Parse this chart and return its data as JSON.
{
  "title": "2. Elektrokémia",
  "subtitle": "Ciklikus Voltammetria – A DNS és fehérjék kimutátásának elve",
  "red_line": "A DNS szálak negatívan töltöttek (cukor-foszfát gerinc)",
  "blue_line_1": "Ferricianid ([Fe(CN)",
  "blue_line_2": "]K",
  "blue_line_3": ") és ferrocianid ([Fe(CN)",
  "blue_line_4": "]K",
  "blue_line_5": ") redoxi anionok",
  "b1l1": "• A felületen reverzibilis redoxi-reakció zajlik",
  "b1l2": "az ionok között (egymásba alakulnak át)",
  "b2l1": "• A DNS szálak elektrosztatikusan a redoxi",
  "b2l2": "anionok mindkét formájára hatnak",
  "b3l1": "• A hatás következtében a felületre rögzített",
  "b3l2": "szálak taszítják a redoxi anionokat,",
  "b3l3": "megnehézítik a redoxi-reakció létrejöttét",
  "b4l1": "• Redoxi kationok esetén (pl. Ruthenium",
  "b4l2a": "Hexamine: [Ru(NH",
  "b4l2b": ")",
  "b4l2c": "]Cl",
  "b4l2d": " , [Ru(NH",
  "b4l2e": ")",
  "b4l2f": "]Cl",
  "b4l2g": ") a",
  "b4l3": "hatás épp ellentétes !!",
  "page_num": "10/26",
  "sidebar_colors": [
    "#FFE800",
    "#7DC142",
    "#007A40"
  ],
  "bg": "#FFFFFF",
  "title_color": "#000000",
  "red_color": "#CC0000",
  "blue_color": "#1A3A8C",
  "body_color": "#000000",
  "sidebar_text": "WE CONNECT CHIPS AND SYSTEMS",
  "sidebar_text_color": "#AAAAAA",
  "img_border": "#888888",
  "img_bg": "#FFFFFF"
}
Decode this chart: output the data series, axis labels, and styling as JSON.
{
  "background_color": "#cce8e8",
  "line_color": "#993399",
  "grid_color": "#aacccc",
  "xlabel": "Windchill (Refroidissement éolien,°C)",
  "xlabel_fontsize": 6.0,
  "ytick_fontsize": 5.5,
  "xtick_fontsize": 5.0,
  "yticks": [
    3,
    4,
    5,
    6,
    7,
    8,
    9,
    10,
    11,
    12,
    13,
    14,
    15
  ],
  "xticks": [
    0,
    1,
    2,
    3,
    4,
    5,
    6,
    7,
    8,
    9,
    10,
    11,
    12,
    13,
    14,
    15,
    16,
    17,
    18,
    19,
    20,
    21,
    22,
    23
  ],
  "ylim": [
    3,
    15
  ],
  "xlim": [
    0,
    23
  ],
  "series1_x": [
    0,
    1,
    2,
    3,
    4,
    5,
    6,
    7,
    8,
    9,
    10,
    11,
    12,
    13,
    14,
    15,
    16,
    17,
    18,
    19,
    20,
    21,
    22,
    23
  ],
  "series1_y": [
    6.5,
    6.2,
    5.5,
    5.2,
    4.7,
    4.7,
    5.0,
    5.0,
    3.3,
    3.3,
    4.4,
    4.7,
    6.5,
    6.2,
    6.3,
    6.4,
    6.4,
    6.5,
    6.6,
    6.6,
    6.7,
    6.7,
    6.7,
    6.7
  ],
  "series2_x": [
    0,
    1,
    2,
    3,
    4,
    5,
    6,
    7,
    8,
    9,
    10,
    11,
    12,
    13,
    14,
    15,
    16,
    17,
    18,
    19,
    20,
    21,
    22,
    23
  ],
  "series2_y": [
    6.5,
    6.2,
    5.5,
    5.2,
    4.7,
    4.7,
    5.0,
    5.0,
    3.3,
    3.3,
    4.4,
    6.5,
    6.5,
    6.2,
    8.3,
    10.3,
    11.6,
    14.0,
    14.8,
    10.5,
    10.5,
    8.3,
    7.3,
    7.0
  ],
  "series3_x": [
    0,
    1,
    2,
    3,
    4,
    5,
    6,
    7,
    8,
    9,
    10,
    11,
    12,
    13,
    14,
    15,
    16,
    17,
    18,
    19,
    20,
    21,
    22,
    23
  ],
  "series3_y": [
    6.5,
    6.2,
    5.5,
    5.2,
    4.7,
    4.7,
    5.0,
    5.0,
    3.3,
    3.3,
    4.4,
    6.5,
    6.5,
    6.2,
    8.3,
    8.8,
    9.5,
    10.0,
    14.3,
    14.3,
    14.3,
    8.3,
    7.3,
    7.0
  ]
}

——

» **WHAT THE TASK ASKS**: Say the number of lines in the listing that hold "this", with no added words.

» **PROBLEM SOLUTION**: 2